From the forum thread below about smoking cheese, set down everything from "# Mailbox Mod" down to "Hard Maple, Apple).", word for word.

> QUOTED TEXT
[start]

# Mailbox Mod & Cheese trouble



## holytbs (May 20, 2016)

Just completed a mailbox mod for my MES 30 and thought I would test it out with smoking some cheese. I have never smoked cheese before so I smoked a little bit of swiss, cheddar, and moneray jack for 2 hours.  However, after the smoke the cheese had a sort of strange smell, which I could not identify.  It was not really like smoke smell and the cheese had a bitter taste right out of the smoker.  During the smoke the smoke seemed to be light TBS.  The AMNPS was loaded with Premium SmoknPellets (Hickory, Cherry, Hard Maple, Apple).

The mailbox I used was removed from service of several years and I wondering of all the junk mail over the years could have tainted the cheese?  Seriously, I have not heard mention of cleaning the mailbox or ducting prior to use.  The MES has done several smokes so it is well seasoned.  I think I read that freshly smoked cheese will have a bitter taste.  Is that true?  Maybe there is nothing wrong.
I hope I got the pic added correctly showing the mod.


----------



## litterbug (May 20, 2016)

The hardest part of smoking cheese is letting it age for a couple of weeks.  This will let it mellow in flavor so it doesn't have the ashtray taste. The longer you are able to let it age, the better it will get.


----------



## mr t 59874 (May 20, 2016)

Welcome to the forum.

Pictures would definitely help. There could be one or more reasons you are not able to enjoy your cheese immediately.

Regardless the equipment you are using, if you are getting a bitter taste, it is over smoked. Take the time now to learn how to smoke one type of cheese to your liking before smoking several different types.

T


----------

[end]

> RECORDED INFORMATION
[start]

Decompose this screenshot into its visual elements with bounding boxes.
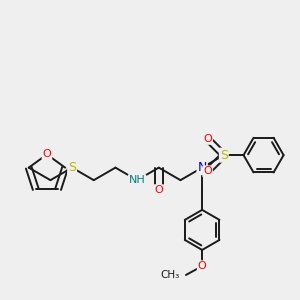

[end]

> TASK RESULT
# Mailbox Mod & Cheese trouble



## holytbs (May 20, 2016)

Just completed a mailbox mod for my MES 30 and thought I would test it out with smoking some cheese. I have never smoked cheese before so I smoked a little bit of swiss, cheddar, and moneray jack for 2 hours.  However, after the smoke the cheese had a sort of strange smell, which I could not identify.  It was not really like smoke smell and the cheese had a bitter taste right out of the smoker.  During the smoke the smoke seemed to be light TBS.  The AMNPS was loaded with Premium SmoknPellets (Hickory, Cherry, Hard Maple, Apple).